__EXERCISE INSTRUCTIONS__.
Go through the listing and copy each line with the string "seul".
====== DATA LISTING ======
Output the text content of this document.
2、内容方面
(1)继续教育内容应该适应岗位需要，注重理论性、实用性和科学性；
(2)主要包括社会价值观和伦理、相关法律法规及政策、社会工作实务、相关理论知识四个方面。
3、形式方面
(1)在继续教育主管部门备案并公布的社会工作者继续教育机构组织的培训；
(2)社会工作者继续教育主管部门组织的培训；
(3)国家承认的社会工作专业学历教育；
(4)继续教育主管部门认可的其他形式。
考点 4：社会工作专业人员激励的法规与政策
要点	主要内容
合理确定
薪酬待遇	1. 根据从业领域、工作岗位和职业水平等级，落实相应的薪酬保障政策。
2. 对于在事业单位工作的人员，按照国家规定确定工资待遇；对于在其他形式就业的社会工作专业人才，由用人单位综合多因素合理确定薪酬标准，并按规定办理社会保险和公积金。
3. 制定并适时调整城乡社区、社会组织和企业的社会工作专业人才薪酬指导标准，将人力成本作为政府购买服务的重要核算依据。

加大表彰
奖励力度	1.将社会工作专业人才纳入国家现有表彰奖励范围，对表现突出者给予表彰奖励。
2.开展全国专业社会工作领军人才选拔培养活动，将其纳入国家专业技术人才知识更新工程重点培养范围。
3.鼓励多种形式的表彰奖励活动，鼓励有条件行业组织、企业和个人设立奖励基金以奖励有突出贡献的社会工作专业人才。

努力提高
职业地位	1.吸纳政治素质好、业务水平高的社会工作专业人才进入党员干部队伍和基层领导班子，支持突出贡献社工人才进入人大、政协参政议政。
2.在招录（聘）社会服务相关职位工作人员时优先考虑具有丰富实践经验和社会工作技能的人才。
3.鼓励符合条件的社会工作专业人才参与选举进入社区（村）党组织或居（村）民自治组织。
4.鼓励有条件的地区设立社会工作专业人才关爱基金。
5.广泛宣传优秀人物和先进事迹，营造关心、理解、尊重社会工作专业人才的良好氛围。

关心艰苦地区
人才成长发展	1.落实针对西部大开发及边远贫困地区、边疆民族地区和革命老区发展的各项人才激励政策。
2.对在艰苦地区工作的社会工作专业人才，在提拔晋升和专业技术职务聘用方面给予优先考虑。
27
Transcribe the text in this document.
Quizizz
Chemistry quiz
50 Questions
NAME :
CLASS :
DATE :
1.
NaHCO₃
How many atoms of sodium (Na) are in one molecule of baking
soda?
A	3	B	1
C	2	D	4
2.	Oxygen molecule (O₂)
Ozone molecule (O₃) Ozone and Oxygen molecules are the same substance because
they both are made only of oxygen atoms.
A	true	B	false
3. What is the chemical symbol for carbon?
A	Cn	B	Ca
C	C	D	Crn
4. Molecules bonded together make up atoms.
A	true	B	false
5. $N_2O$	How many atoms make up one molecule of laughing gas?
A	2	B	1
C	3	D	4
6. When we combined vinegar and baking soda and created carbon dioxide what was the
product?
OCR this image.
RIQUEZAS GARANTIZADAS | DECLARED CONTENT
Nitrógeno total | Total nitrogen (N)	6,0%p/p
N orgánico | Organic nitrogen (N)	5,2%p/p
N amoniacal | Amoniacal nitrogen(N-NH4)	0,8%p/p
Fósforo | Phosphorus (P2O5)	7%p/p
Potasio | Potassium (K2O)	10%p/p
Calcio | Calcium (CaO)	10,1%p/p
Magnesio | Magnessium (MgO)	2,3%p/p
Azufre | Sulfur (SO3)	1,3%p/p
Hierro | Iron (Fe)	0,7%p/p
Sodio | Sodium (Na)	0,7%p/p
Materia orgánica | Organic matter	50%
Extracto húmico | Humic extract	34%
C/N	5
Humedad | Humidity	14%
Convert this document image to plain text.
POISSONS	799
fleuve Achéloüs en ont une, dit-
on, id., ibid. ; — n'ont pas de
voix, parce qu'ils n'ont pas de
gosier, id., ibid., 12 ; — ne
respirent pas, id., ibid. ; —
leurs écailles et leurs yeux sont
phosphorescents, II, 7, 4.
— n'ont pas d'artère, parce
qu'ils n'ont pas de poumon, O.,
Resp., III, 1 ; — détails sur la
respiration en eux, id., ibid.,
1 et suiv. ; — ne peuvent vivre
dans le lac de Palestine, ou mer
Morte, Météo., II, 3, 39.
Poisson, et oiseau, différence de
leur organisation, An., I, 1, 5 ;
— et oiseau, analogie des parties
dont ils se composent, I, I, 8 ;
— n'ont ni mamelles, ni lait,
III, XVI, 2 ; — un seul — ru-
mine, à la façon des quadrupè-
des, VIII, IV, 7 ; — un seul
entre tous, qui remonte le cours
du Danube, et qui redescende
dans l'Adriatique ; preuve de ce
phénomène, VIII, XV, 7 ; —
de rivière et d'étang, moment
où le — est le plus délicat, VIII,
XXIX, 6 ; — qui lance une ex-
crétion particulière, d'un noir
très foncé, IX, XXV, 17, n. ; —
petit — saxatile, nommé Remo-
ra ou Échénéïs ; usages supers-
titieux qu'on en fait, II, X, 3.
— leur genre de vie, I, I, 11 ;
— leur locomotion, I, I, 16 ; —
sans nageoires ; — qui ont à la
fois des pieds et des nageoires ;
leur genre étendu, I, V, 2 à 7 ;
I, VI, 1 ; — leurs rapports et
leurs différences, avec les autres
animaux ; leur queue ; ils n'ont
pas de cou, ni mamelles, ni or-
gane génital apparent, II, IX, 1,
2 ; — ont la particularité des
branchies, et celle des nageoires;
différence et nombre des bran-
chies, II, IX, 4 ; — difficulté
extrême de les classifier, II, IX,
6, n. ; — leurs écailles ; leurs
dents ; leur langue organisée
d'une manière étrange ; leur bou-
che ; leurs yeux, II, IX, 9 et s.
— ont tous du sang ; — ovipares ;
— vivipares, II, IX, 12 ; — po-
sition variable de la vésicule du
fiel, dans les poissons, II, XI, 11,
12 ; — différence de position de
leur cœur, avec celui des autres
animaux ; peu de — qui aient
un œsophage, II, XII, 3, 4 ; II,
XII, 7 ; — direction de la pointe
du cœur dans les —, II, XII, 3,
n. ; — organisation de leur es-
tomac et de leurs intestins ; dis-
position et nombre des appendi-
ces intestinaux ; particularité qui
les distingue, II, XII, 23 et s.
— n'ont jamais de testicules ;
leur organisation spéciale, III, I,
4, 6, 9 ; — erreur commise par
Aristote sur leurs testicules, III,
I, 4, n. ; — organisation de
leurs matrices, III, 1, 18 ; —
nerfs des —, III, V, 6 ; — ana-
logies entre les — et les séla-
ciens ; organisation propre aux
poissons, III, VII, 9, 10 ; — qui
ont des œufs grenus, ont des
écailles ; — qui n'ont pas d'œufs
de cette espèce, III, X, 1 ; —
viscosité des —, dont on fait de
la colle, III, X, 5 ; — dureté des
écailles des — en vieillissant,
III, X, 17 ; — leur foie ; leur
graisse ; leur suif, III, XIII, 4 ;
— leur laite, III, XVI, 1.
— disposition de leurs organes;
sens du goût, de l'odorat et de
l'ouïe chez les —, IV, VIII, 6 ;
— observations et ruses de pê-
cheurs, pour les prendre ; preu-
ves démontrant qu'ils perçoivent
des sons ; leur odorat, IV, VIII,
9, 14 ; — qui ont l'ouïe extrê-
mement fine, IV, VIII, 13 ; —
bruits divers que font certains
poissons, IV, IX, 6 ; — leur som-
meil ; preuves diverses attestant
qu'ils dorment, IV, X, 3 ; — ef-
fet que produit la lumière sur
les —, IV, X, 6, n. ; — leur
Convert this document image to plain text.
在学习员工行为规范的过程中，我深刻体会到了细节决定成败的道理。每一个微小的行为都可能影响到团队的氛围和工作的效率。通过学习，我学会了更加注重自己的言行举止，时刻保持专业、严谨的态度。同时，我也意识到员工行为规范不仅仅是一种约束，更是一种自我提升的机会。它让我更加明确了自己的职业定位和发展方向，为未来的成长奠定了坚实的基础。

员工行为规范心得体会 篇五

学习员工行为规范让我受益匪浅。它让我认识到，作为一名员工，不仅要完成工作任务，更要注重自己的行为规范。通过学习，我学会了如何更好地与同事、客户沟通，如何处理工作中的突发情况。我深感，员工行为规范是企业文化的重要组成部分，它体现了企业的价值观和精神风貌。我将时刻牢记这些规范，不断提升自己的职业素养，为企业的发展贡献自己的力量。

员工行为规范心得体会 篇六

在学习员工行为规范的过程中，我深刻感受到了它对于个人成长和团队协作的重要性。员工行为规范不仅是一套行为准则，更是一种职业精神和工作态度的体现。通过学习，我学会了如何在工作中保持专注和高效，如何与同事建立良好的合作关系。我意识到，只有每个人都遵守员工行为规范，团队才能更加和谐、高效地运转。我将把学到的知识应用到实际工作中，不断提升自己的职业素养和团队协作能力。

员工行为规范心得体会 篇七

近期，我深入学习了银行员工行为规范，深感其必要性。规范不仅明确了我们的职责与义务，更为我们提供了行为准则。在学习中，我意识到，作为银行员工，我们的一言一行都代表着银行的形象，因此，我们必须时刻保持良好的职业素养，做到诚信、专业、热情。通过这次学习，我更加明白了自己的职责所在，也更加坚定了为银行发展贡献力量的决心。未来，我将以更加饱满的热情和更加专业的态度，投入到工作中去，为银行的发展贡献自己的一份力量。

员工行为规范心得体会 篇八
======
__RESPONSE TO THIS EXERCISE__.
III, XVI, 2 ; — un seul — ru-
des, VIII, IV, 7 ; — un seul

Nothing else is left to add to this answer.